● Instructions to follow: Identify the lines that contain the string "this" and copy all of them.

*-*-*

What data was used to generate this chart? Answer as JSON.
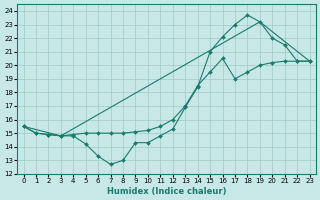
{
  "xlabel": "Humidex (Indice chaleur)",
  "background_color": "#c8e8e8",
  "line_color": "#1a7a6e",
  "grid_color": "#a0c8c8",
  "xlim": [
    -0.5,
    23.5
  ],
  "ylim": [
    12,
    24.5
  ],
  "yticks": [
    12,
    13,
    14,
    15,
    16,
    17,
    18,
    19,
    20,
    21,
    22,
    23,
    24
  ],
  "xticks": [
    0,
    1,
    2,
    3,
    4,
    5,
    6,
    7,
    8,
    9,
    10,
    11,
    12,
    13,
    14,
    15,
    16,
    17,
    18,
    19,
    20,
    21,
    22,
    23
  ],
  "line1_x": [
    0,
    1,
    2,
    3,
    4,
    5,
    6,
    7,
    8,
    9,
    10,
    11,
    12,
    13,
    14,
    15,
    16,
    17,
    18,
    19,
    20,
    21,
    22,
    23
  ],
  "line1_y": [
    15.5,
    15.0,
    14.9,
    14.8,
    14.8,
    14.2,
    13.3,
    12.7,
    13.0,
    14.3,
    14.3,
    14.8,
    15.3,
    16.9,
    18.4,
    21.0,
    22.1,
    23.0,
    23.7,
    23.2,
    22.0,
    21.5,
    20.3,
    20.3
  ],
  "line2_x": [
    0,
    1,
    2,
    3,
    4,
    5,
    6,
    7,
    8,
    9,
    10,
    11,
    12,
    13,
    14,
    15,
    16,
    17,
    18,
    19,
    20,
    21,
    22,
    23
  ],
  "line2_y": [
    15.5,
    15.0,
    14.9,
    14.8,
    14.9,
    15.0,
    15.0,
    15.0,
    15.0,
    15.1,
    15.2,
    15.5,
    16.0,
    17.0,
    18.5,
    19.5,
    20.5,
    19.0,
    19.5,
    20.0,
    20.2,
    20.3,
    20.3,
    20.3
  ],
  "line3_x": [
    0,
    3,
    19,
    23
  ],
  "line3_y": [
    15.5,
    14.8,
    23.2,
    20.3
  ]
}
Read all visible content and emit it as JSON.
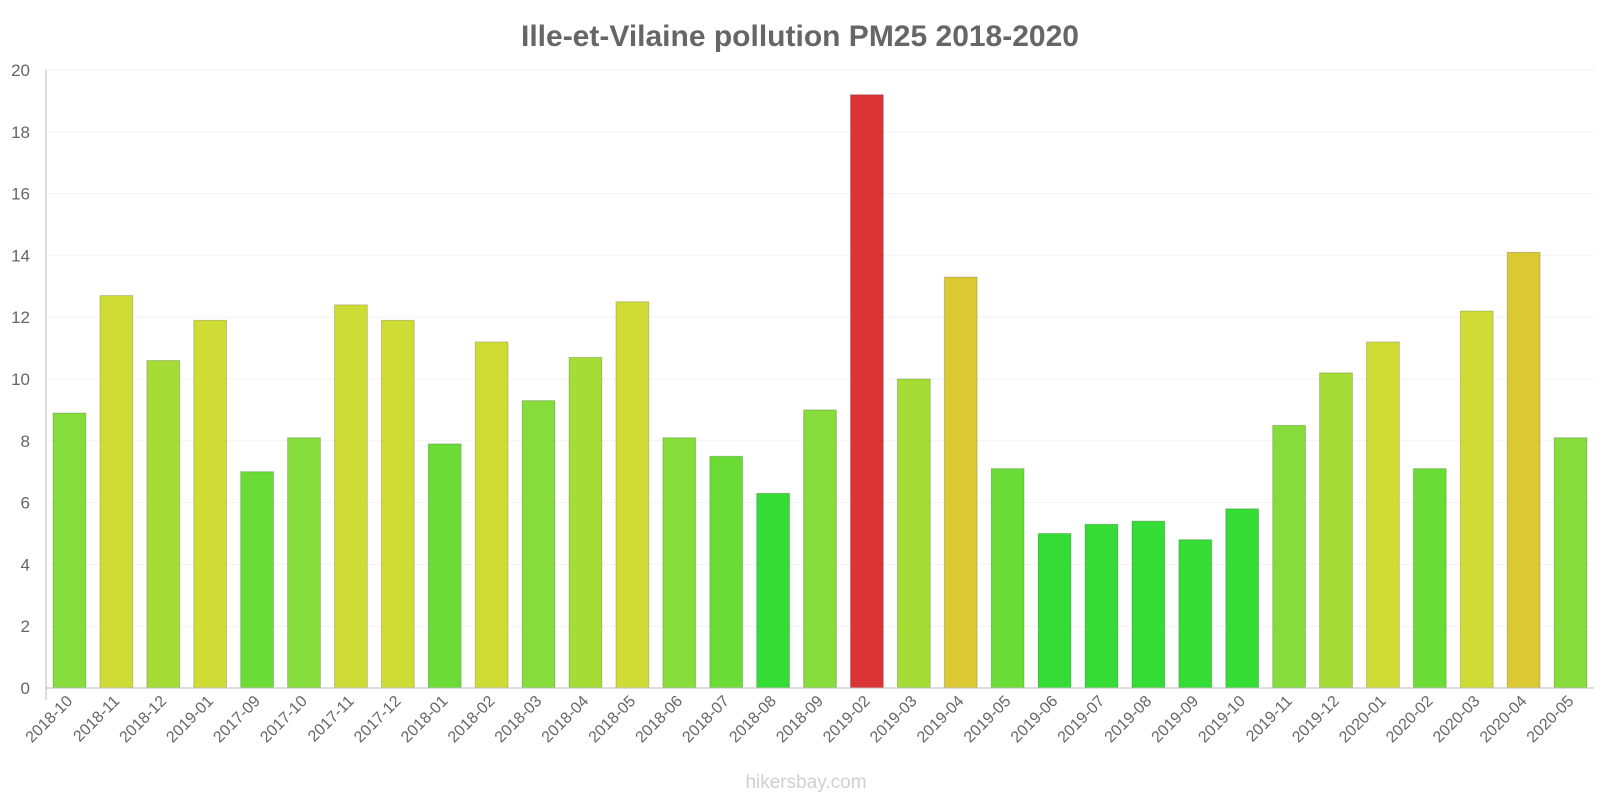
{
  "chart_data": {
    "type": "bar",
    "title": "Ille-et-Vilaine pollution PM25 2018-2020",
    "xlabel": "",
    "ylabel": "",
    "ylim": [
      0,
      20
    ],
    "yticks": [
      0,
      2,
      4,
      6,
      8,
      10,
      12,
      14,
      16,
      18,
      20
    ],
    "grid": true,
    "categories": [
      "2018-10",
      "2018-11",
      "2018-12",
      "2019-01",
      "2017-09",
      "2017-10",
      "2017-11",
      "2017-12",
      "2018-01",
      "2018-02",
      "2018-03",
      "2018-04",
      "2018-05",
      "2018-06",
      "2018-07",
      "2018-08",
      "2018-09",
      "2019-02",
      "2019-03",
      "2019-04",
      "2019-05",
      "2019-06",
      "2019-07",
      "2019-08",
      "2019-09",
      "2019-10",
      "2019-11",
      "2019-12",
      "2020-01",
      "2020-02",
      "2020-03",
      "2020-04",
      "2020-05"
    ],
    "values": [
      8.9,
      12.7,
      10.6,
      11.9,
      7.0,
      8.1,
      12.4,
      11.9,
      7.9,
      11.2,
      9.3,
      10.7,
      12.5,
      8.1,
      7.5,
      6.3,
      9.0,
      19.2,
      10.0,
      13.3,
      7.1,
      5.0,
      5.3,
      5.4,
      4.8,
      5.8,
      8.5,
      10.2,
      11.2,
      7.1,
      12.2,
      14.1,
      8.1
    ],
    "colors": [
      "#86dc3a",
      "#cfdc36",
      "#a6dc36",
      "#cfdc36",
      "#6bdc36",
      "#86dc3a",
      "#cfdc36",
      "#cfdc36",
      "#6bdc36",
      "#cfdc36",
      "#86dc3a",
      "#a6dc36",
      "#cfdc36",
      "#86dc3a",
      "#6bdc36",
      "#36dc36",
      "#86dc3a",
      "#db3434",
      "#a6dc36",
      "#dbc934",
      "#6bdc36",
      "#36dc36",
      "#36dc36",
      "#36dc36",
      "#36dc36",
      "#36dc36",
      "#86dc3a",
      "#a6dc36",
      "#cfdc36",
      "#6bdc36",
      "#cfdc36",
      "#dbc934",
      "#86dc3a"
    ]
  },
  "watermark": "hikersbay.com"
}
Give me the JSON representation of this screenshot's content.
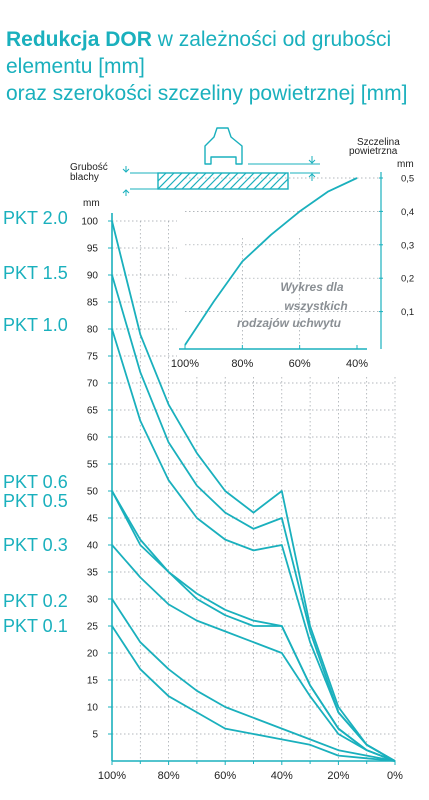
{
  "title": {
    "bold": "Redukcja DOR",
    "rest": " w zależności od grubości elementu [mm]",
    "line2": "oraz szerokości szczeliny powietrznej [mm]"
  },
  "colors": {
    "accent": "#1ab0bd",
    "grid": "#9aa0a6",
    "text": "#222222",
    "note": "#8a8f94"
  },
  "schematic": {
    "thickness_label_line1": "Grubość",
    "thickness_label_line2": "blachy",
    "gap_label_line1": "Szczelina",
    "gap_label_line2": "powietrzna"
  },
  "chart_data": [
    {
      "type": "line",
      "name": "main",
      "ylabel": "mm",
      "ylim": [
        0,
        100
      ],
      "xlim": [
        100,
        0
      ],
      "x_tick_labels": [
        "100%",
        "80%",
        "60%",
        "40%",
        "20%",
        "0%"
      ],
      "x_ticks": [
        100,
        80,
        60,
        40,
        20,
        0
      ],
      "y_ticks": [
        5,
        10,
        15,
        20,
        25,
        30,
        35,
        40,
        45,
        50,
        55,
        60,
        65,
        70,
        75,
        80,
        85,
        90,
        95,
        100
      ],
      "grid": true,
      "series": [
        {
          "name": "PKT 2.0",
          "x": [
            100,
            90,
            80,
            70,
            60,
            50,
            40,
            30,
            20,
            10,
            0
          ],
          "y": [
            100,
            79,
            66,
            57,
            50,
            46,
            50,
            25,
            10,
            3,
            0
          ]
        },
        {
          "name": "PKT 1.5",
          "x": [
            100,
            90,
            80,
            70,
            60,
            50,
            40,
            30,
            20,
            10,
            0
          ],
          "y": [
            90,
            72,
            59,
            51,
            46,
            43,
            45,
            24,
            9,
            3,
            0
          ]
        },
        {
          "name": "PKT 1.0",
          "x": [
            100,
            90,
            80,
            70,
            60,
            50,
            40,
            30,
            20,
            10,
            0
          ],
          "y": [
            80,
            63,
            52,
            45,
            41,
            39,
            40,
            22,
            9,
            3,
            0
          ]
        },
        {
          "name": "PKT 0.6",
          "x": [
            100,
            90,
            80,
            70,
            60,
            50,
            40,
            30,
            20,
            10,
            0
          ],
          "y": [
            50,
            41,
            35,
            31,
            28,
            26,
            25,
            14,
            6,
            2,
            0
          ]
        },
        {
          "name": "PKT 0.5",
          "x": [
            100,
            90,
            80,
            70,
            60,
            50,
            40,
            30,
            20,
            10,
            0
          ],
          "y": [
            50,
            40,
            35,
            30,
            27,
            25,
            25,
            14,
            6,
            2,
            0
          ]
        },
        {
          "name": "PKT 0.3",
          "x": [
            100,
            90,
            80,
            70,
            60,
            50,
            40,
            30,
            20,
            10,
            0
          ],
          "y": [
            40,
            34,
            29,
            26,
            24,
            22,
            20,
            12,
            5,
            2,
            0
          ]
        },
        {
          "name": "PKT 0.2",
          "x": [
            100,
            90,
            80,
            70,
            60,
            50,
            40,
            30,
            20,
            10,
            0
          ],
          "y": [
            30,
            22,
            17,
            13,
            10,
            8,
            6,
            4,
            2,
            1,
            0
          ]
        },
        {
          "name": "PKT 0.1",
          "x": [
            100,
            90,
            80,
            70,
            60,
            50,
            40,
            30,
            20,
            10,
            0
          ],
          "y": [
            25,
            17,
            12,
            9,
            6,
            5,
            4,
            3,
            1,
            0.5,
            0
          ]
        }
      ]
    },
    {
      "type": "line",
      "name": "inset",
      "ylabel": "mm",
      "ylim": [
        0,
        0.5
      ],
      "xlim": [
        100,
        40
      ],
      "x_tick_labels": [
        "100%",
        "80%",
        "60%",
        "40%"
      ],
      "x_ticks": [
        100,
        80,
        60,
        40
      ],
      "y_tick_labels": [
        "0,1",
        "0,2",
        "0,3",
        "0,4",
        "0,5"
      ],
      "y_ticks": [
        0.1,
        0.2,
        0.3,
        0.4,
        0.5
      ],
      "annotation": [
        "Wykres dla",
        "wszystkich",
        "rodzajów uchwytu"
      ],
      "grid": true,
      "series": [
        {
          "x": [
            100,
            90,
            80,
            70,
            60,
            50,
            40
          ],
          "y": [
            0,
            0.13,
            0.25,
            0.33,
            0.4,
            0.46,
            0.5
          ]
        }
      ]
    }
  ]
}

*-*-*

● Task result:
What data was used to generate this chart? Answer as JSON.
Give me the JSON representation of this screenshot's content.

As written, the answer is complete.